All lines featuring the string "take" are to be listed.

※

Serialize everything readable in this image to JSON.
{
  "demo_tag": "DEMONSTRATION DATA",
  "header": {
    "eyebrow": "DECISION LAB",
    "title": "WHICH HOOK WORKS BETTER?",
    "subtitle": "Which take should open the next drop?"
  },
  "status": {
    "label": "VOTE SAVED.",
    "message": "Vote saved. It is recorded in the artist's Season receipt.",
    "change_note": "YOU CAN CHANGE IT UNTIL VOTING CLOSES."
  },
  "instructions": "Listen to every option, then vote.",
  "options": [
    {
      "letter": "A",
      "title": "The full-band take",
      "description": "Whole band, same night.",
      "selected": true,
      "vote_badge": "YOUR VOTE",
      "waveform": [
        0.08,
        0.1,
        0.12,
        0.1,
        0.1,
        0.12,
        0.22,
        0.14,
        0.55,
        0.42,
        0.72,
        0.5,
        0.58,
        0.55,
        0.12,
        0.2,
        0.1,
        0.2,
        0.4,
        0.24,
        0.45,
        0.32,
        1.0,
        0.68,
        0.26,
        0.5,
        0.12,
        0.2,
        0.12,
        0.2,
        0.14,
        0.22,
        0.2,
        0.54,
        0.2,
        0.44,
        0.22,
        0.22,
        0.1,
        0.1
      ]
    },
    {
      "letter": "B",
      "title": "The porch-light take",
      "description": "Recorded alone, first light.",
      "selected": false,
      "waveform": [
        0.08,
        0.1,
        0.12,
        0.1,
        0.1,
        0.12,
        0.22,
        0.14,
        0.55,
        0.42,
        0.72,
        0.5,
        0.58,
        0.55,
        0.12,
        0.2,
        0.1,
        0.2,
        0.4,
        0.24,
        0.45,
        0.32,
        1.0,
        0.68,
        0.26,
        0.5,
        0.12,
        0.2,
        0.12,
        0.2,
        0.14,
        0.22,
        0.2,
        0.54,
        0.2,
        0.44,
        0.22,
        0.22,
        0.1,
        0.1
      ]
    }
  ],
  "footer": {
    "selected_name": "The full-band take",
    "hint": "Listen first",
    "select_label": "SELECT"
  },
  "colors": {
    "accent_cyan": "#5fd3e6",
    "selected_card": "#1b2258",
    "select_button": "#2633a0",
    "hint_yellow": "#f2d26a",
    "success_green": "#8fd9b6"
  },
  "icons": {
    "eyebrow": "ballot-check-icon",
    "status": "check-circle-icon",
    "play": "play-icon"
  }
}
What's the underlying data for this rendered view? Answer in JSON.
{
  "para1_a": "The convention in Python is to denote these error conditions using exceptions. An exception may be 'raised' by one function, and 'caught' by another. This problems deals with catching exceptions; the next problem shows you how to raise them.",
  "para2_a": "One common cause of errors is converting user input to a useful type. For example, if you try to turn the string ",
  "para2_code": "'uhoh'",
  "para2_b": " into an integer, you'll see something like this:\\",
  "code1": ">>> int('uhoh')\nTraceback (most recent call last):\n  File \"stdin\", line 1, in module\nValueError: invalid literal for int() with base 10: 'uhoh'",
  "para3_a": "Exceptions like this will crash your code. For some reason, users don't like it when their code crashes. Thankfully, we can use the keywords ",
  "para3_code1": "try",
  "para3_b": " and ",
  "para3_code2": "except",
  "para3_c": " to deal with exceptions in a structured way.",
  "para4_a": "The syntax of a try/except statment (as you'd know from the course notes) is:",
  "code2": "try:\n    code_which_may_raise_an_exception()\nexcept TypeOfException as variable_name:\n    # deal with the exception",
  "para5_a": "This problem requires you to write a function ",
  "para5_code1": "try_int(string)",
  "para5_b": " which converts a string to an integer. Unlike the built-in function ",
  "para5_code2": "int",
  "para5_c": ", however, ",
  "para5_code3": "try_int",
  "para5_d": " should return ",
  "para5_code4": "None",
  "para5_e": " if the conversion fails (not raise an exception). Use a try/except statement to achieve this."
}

※

**RESPONSE BELOW:**
    "subtitle": "Which take should open the next drop?"
      "title": "The full-band take",
      "title": "The porch-light take",
    "selected_name": "The full-band take",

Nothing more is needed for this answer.